Start of Dataset rows

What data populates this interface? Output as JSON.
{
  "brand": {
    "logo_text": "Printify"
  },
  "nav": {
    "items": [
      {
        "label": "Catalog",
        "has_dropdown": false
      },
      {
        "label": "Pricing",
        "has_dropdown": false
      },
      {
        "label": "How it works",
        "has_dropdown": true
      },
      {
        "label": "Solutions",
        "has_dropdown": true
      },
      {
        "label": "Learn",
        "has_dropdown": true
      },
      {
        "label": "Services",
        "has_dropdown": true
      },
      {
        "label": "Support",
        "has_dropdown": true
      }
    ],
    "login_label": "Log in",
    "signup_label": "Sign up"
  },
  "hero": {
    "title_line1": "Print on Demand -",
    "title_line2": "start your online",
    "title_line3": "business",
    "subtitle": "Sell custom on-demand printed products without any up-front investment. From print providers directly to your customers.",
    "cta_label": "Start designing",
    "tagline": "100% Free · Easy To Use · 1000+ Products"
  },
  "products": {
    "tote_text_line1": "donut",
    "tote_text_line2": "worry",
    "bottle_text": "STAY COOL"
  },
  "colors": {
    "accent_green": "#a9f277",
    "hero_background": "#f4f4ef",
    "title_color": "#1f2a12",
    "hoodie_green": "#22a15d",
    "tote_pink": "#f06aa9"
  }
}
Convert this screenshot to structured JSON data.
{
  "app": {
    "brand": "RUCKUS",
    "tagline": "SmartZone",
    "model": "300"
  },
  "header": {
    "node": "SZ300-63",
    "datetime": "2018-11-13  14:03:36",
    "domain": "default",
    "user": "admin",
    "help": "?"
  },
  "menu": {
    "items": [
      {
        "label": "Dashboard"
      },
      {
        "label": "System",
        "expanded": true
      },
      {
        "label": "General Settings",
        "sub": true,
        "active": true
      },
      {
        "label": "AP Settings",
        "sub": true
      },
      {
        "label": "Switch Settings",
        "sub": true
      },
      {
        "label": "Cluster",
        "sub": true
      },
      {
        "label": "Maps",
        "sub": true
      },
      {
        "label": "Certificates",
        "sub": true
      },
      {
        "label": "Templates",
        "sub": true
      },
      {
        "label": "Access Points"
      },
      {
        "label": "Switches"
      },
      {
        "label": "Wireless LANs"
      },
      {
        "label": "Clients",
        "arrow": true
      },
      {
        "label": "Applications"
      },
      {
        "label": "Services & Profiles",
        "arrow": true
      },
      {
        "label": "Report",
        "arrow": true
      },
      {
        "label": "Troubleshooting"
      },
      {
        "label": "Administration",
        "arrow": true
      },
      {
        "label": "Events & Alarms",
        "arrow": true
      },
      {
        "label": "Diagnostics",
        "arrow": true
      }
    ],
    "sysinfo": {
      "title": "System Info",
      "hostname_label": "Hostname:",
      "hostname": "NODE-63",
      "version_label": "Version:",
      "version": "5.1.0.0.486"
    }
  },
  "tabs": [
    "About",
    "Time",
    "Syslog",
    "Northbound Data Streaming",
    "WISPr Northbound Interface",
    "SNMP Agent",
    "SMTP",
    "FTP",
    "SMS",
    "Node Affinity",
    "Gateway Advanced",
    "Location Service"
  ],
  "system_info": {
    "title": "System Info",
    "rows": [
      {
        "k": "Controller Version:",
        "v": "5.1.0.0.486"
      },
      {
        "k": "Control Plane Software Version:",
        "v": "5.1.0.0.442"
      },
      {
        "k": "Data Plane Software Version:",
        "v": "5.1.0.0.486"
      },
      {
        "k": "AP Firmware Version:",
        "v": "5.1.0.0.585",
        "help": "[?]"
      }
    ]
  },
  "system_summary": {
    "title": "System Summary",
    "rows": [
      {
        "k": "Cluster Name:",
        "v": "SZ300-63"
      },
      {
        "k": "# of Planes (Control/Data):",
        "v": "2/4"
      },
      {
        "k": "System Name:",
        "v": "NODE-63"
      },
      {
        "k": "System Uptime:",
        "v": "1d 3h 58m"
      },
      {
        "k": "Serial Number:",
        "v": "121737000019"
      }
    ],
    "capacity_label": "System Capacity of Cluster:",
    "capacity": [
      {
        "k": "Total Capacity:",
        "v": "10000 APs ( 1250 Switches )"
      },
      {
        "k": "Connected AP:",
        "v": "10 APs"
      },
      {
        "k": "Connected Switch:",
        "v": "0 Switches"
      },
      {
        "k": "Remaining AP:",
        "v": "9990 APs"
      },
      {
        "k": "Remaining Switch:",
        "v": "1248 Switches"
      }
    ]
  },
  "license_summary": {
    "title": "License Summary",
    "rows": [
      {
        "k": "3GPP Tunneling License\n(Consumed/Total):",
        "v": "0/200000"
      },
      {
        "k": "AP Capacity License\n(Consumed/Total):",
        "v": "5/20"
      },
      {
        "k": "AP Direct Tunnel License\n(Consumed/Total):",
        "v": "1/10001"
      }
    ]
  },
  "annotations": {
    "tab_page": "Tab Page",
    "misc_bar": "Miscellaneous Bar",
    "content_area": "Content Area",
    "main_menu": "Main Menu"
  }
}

End of Dataset rows

◆ What is being asked
Exactly as written, please output every entry.

◆ Response to the exercise
What data populates this interface? Output as JSON.
{
  "brand": {
    "logo_text": "Printify"
  },
  "nav": {
    "items": [
      {
        "label": "Catalog",
        "has_dropdown": false
      },
      {
        "label": "Pricing",
        "has_dropdown": false
      },
      {
        "label": "How it works",
        "has_dropdown": true
      },
      {
        "label": "Solutions",
        "has_dropdown": true
      },
      {
        "label": "Learn",
        "has_dropdown": true
      },
      {
        "label": "Services",
        "has_dropdown": true
      },
      {
        "label": "Support",
        "has_dropdown": true
      }
    ],
    "login_label": "Log in",
    "signup_label": "Sign up"
  },
  "hero": {
    "title_line1": "Print on Demand -",
    "title_line2": "start your online",
    "title_line3": "business",
    "subtitle": "Sell custom on-demand printed products without any up-front investment. From print providers directly to your customers.",
    "cta_label": "Start designing",
    "tagline": "100% Free · Easy To Use · 1000+ Products"
  },
  "products": {
    "tote_text_line1": "donut",
    "tote_text_line2": "worry",
    "bottle_text": "STAY COOL"
  },
  "colors": {
    "accent_green": "#a9f277",
    "hero_background": "#f4f4ef",
    "title_color": "#1f2a12",
    "hoodie_green": "#22a15d",
    "tote_pink": "#f06aa9"
  }
}
Convert this screenshot to structured JSON data.
{
  "app": {
    "brand": "RUCKUS",
    "tagline": "SmartZone",
    "model": "300"
  },
  "header": {
    "node": "SZ300-63",
    "datetime": "2018-11-13  14:03:36",
    "domain": "default",
    "user": "admin",
    "help": "?"
  },
  "menu": {
    "items": [
      {
        "label": "Dashboard"
      },
      {
        "label": "System",
        "expanded": true
      },
      {
        "label": "General Settings",
        "sub": true,
        "active": true
      },
      {
        "label": "AP Settings",
        "sub": true
      },
      {
        "label": "Switch Settings",
        "sub": true
      },
      {
        "label": "Cluster",
        "sub": true
      },
      {
        "label": "Maps",
        "sub": true
      },
      {
        "label": "Certificates",
        "sub": true
      },
      {
        "label": "Templates",
        "sub": true
      },
      {
        "label": "Access Points"
      },
      {
        "label": "Switches"
      },
      {
        "label": "Wireless LANs"
      },
      {
        "label": "Clients",
        "arrow": true
      },
      {
        "label": "Applications"
      },
      {
        "label": "Services & Profiles",
        "arrow": true
      },
      {
        "label": "Report",
        "arrow": true
      },
      {
        "label": "Troubleshooting"
      },
      {
        "label": "Administration",
        "arrow": true
      },
      {
        "label": "Events & Alarms",
        "arrow": true
      },
      {
        "label": "Diagnostics",
        "arrow": true
      }
    ],
    "sysinfo": {
      "title": "System Info",
      "hostname_label": "Hostname:",
      "hostname": "NODE-63",
      "version_label": "Version:",
      "version": "5.1.0.0.486"
    }
  },
  "tabs": [
    "About",
    "Time",
    "Syslog",
    "Northbound Data Streaming",
    "WISPr Northbound Interface",
    "SNMP Agent",
    "SMTP",
    "FTP",
    "SMS",
    "Node Affinity",
    "Gateway Advanced",
    "Location Service"
  ],
  "system_info": {
    "title": "System Info",
    "rows": [
      {
        "k": "Controller Version:",
        "v": "5.1.0.0.486"
      },
      {
        "k": "Control Plane Software Version:",
        "v": "5.1.0.0.442"
      },
      {
        "k": "Data Plane Software Version:",
        "v": "5.1.0.0.486"
      },
      {
        "k": "AP Firmware Version:",
        "v": "5.1.0.0.585",
        "help": "[?]"
      }
    ]
  },
  "system_summary": {
    "title": "System Summary",
    "rows": [
      {
        "k": "Cluster Name:",
        "v": "SZ300-63"
      },
      {
        "k": "# of Planes (Control/Data):",
        "v": "2/4"
      },
      {
        "k": "System Name:",
        "v": "NODE-63"
      },
      {
        "k": "System Uptime:",
        "v": "1d 3h 58m"
      },
      {
        "k": "Serial Number:",
        "v": "121737000019"
      }
    ],
    "capacity_label": "System Capacity of Cluster:",
    "capacity": [
      {
        "k": "Total Capacity:",
        "v": "10000 APs ( 1250 Switches )"
      },
      {
        "k": "Connected AP:",
        "v": "10 APs"
      },
      {
        "k": "Connected Switch:",
        "v": "0 Switches"
      },
      {
        "k": "Remaining AP:",
        "v": "9990 APs"
      },
      {
        "k": "Remaining Switch:",
        "v": "1248 Switches"
      }
    ]
  },
  "license_summary": {
    "title": "License Summary",
    "rows": [
      {
        "k": "3GPP Tunneling License\n(Consumed/Total):",
        "v": "0/200000"
      },
      {
        "k": "AP Capacity License\n(Consumed/Total):",
        "v": "5/20"
      },
      {
        "k": "AP Direct Tunnel License\n(Consumed/Total):",
        "v": "1/10001"
      }
    ]
  },
  "annotations": {
    "tab_page": "Tab Page",
    "misc_bar": "Miscellaneous Bar",
    "content_area": "Content Area",
    "main_menu": "Main Menu"
  }
}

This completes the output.